### Written request
Every line of the data must be copied exactly.

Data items
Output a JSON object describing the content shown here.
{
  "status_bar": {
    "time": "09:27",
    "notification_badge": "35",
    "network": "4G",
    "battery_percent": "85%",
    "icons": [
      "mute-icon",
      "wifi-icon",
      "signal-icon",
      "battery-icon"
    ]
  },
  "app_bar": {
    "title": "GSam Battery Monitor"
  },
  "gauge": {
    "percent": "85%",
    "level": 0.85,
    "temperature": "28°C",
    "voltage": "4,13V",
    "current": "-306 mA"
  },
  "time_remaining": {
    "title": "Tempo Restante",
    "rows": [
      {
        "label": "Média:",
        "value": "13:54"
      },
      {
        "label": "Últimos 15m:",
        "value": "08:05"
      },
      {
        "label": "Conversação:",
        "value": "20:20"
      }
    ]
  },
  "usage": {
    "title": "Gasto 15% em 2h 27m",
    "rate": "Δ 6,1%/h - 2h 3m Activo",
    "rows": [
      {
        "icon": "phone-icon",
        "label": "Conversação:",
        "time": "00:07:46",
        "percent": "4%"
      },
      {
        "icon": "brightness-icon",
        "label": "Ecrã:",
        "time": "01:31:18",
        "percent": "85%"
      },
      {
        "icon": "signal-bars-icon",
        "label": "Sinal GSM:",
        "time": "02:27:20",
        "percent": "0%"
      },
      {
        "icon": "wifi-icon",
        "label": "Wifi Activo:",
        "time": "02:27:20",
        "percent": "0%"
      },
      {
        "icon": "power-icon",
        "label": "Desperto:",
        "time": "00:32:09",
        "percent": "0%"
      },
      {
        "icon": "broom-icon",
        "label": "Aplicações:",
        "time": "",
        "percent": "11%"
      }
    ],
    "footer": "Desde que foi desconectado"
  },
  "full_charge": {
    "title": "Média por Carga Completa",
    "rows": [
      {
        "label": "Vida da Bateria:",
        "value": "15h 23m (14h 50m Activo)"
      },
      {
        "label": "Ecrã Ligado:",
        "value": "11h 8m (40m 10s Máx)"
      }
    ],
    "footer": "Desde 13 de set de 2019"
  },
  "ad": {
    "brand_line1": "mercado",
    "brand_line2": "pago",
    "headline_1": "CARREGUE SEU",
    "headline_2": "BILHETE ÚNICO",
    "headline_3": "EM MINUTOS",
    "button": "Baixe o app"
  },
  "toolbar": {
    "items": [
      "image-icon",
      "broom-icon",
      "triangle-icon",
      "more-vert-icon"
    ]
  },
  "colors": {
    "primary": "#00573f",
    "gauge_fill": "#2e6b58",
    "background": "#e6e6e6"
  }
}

### Correct answer
Output a JSON object describing the content shown here.
{
  "status_bar": {
    "time": "09:27",
    "notification_badge": "35",
    "network": "4G",
    "battery_percent": "85%",
    "icons": [
      "mute-icon",
      "wifi-icon",
      "signal-icon",
      "battery-icon"
    ]
  },
  "app_bar": {
    "title": "GSam Battery Monitor"
  },
  "gauge": {
    "percent": "85%",
    "level": 0.85,
    "temperature": "28°C",
    "voltage": "4,13V",
    "current": "-306 mA"
  },
  "time_remaining": {
    "title": "Tempo Restante",
    "rows": [
      {
        "label": "Média:",
        "value": "13:54"
      },
      {
        "label": "Últimos 15m:",
        "value": "08:05"
      },
      {
        "label": "Conversação:",
        "value": "20:20"
      }
    ]
  },
  "usage": {
    "title": "Gasto 15% em 2h 27m",
    "rate": "Δ 6,1%/h - 2h 3m Activo",
    "rows": [
      {
        "icon": "phone-icon",
        "label": "Conversação:",
        "time": "00:07:46",
        "percent": "4%"
      },
      {
        "icon": "brightness-icon",
        "label": "Ecrã:",
        "time": "01:31:18",
        "percent": "85%"
      },
      {
        "icon": "signal-bars-icon",
        "label": "Sinal GSM:",
        "time": "02:27:20",
        "percent": "0%"
      },
      {
        "icon": "wifi-icon",
        "label": "Wifi Activo:",
        "time": "02:27:20",
        "percent": "0%"
      },
      {
        "icon": "power-icon",
        "label": "Desperto:",
        "time": "00:32:09",
        "percent": "0%"
      },
      {
        "icon": "broom-icon",
        "label": "Aplicações:",
        "time": "",
        "percent": "11%"
      }
    ],
    "footer": "Desde que foi desconectado"
  },
  "full_charge": {
    "title": "Média por Carga Completa",
    "rows": [
      {
        "label": "Vida da Bateria:",
        "value": "15h 23m (14h 50m Activo)"
      },
      {
        "label": "Ecrã Ligado:",
        "value": "11h 8m (40m 10s Máx)"
      }
    ],
    "footer": "Desde 13 de set de 2019"
  },
  "ad": {
    "brand_line1": "mercado",
    "brand_line2": "pago",
    "headline_1": "CARREGUE SEU",
    "headline_2": "BILHETE ÚNICO",
    "headline_3": "EM MINUTOS",
    "button": "Baixe o app"
  },
  "toolbar": {
    "items": [
      "image-icon",
      "broom-icon",
      "triangle-icon",
      "more-vert-icon"
    ]
  },
  "colors": {
    "primary": "#00573f",
    "gauge_fill": "#2e6b58",
    "background": "#e6e6e6"
  }
}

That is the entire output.